**WHAT THE TASK REQUIRES**
Gather every line of the entries that includes the word "deltaV".

-------

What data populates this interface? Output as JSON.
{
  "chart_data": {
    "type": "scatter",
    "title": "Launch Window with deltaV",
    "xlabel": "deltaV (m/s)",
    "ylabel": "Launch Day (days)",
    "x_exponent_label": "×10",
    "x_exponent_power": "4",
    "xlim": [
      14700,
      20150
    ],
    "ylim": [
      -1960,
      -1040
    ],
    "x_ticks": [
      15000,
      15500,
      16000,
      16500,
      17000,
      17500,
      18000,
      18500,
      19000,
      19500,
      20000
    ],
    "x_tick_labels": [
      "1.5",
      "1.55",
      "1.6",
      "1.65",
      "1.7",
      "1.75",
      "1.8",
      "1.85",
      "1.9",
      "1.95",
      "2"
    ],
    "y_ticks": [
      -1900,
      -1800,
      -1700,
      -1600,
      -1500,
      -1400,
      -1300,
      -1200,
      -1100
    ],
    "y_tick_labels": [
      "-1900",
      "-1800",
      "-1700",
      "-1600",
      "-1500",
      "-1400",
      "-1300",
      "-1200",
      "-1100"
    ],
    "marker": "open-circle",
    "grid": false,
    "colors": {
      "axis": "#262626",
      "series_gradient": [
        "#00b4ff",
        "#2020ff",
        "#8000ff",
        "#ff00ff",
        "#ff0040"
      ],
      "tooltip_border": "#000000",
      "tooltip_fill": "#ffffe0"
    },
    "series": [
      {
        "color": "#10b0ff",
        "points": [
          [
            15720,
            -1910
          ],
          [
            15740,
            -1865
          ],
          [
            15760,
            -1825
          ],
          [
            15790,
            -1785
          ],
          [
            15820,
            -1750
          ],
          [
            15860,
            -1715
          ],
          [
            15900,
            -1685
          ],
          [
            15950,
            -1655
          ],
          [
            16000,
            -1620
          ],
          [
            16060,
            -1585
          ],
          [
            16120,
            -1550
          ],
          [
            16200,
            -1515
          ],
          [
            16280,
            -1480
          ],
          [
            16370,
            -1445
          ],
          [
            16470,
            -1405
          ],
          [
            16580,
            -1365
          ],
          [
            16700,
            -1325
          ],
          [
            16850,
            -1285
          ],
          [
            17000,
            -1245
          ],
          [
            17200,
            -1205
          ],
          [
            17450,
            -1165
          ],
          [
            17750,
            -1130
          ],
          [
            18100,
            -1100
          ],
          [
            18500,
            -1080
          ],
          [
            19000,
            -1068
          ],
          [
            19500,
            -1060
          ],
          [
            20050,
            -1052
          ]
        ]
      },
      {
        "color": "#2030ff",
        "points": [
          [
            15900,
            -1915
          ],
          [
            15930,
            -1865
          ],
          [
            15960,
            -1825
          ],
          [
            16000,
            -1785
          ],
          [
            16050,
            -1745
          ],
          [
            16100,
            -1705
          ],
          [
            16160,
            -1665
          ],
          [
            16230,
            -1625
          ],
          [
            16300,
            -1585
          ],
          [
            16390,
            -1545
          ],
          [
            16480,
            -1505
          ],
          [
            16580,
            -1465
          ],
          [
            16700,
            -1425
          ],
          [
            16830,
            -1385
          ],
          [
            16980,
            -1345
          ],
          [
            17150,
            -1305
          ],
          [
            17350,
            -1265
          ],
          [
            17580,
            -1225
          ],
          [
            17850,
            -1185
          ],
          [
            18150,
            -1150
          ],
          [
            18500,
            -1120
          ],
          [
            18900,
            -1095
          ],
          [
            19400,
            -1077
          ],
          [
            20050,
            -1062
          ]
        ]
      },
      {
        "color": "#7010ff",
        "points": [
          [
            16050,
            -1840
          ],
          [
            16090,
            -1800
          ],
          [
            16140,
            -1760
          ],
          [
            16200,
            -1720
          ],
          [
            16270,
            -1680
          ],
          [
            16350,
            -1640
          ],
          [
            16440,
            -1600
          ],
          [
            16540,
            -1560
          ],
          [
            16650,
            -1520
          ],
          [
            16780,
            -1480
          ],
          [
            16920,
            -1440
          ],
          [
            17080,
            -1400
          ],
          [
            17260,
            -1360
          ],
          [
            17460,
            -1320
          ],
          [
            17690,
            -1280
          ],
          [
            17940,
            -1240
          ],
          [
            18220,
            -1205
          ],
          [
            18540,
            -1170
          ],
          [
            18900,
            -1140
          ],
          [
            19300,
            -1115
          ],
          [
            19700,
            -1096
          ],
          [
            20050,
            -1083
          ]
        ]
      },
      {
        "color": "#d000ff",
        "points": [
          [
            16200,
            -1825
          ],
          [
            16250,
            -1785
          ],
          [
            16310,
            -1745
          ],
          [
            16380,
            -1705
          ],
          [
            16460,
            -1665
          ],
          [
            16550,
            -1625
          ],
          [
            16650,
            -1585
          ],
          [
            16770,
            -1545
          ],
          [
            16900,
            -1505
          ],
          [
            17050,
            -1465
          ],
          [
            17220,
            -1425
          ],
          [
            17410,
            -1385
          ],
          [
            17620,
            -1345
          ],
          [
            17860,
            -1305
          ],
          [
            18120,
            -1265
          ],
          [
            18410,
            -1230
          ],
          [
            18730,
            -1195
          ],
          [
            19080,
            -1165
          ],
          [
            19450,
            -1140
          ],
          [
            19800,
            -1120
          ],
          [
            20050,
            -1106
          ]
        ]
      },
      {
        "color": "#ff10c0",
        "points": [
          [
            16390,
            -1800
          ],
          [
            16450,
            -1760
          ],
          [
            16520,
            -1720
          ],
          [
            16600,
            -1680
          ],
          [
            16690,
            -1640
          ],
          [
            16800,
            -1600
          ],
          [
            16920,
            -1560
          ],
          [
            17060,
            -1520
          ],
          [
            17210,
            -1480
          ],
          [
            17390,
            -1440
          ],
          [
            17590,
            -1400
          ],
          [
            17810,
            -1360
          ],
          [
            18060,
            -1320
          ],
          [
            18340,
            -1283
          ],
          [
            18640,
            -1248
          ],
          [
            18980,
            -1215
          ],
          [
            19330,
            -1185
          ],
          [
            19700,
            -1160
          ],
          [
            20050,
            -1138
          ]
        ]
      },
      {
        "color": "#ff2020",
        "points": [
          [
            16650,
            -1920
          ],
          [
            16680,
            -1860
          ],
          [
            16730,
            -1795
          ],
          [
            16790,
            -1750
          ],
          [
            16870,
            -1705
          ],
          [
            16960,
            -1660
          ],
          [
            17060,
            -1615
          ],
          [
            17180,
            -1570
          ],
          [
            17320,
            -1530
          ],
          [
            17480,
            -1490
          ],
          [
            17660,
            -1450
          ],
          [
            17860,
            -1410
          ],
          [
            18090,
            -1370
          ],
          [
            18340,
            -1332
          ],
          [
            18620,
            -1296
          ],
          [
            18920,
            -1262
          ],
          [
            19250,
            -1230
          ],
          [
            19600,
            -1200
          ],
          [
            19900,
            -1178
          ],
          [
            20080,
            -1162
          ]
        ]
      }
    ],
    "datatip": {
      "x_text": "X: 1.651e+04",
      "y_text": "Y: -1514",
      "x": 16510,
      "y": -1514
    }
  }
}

-------

**TASK SOLUTION**
    "title": "Launch Window with deltaV",
    "xlabel": "deltaV (m/s)",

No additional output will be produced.